### What is expected
Scan the entries for the string "document" and give the number of lines that have it, nothing further.

Stored entries:
-- BEGIN --

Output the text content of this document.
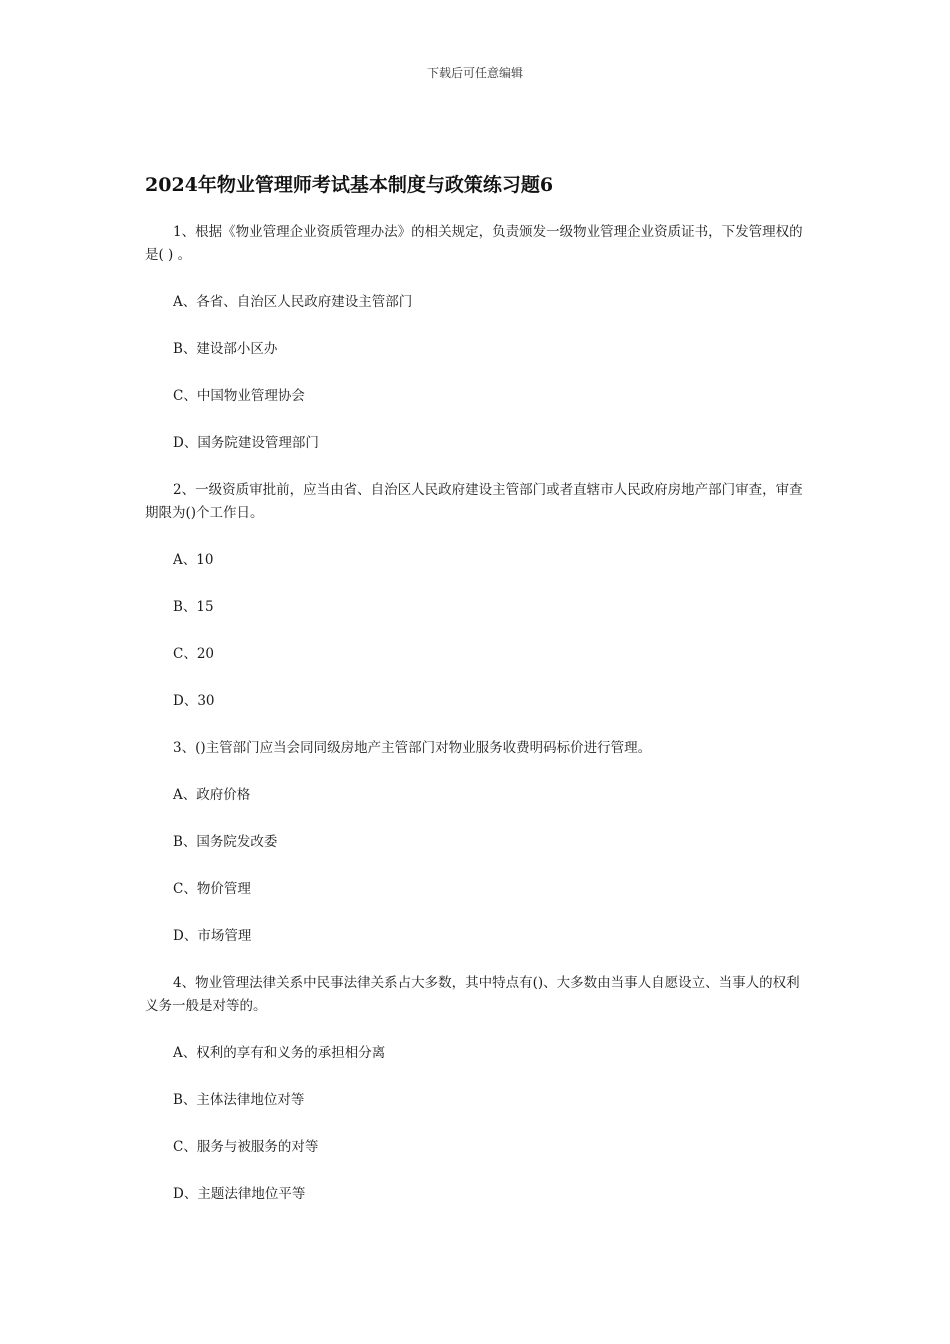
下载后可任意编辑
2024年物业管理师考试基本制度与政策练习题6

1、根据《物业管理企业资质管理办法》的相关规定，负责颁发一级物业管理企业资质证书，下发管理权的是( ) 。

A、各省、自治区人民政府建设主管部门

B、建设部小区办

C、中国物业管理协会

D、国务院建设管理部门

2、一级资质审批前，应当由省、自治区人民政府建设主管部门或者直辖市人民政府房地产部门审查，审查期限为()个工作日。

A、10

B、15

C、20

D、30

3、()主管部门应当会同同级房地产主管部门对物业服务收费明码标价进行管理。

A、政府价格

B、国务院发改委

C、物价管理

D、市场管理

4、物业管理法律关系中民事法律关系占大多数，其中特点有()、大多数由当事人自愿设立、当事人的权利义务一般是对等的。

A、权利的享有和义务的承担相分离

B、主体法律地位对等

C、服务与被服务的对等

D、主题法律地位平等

-- END --
-- BEGIN --

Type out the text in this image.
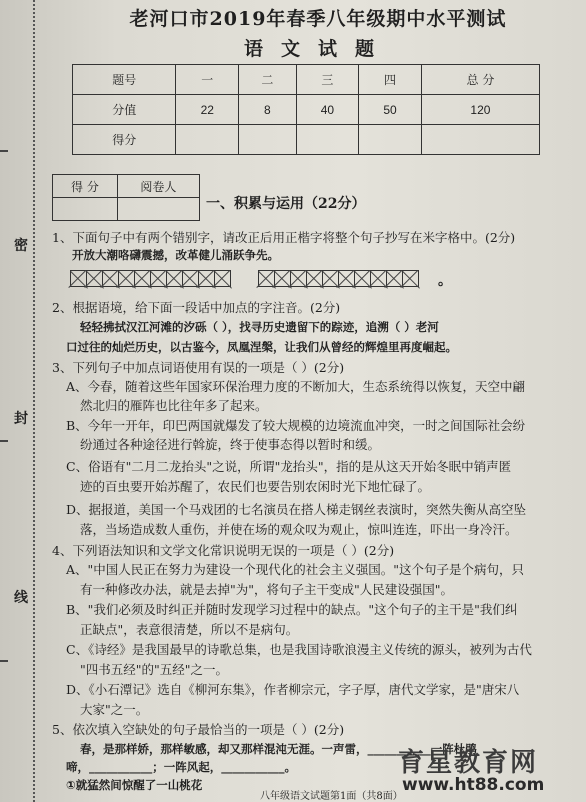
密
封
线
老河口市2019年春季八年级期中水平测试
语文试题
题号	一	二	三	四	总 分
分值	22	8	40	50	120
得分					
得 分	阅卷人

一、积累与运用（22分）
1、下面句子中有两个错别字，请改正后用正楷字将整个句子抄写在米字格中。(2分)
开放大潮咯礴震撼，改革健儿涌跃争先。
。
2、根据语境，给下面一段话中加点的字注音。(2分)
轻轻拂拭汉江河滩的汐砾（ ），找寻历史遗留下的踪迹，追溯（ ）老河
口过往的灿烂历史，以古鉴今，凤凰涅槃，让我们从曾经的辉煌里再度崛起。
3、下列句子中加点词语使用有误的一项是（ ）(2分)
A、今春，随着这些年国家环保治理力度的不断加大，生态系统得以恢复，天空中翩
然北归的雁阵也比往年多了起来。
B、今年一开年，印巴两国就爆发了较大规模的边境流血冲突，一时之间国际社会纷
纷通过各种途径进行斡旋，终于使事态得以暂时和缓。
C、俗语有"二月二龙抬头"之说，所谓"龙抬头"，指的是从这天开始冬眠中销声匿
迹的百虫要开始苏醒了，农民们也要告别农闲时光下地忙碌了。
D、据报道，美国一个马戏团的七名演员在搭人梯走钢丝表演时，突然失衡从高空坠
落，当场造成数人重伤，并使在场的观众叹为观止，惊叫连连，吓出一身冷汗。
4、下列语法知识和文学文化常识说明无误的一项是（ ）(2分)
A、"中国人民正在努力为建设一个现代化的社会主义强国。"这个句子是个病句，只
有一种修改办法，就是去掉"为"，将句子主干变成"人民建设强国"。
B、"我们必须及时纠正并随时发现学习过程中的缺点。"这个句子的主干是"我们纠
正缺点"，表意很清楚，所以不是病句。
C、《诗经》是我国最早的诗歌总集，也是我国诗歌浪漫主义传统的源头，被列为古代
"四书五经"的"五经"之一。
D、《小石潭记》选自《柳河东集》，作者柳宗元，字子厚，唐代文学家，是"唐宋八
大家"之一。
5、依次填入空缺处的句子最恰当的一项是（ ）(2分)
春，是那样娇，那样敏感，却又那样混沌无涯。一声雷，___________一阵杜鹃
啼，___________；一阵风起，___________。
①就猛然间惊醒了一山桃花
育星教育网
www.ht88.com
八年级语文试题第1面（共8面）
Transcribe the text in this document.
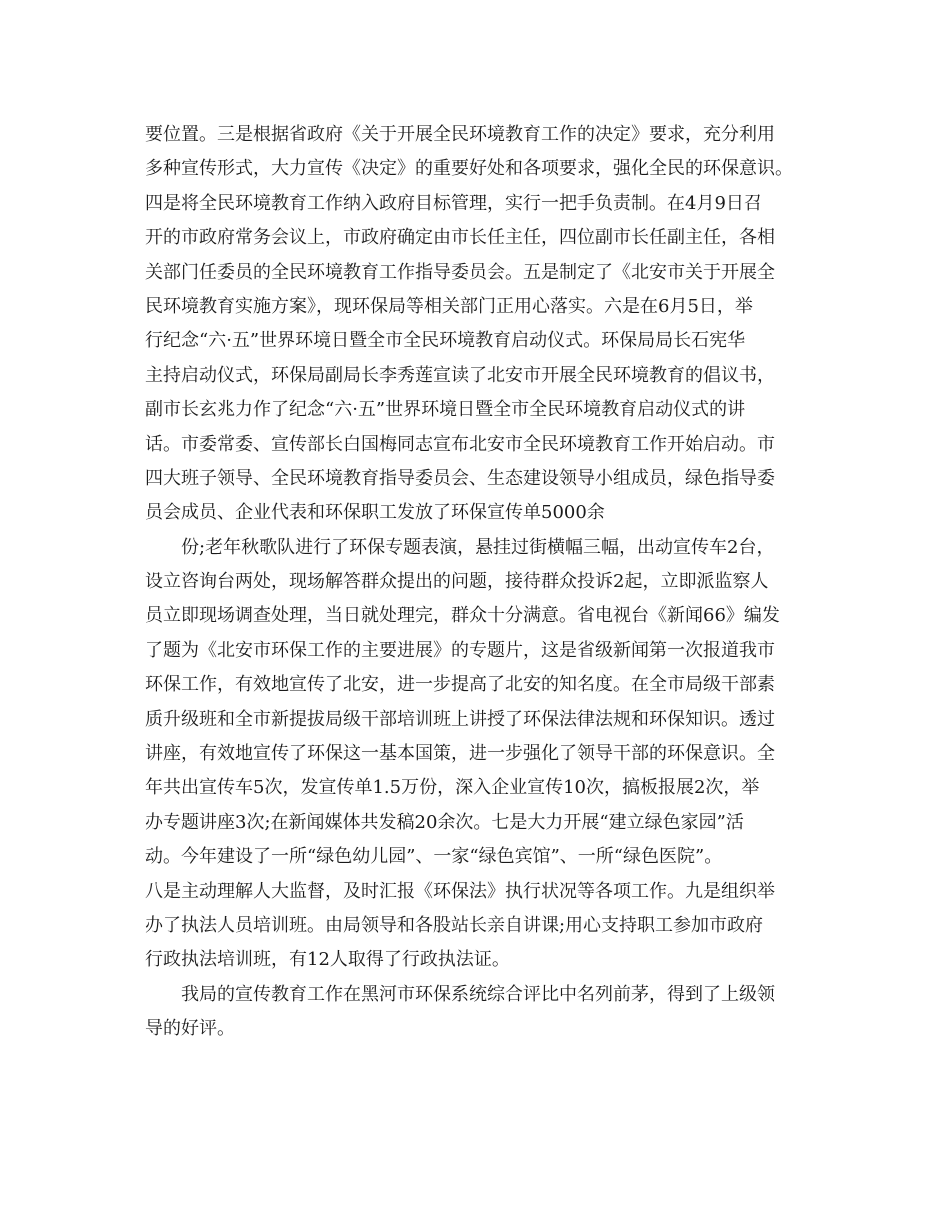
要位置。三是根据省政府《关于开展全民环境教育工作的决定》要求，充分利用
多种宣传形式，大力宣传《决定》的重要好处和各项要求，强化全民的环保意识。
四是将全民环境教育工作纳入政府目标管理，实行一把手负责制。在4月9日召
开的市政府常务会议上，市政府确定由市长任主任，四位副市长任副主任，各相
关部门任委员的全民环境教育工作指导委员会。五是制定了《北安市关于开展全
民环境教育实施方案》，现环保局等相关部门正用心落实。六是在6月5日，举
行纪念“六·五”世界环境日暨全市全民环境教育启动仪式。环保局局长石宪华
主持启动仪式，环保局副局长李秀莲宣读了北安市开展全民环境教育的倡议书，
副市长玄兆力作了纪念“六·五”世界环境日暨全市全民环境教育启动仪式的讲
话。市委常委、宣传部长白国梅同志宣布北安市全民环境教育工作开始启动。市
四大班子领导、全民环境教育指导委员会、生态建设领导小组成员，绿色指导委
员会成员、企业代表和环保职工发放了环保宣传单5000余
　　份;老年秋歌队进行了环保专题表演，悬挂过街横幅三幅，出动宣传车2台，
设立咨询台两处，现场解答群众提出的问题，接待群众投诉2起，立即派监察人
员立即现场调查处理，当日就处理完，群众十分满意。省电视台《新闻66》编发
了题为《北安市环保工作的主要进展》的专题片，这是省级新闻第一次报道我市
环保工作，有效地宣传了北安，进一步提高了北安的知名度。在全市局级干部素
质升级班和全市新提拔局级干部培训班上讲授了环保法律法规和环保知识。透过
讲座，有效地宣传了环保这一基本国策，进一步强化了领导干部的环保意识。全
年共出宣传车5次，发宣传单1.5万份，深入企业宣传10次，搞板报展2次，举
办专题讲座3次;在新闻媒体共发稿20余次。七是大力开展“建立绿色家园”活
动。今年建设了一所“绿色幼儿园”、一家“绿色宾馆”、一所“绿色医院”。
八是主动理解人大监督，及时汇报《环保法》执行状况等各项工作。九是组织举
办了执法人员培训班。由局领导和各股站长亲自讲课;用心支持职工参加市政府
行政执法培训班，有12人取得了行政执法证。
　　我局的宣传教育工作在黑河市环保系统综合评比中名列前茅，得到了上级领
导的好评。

-- END --

### Right answer
2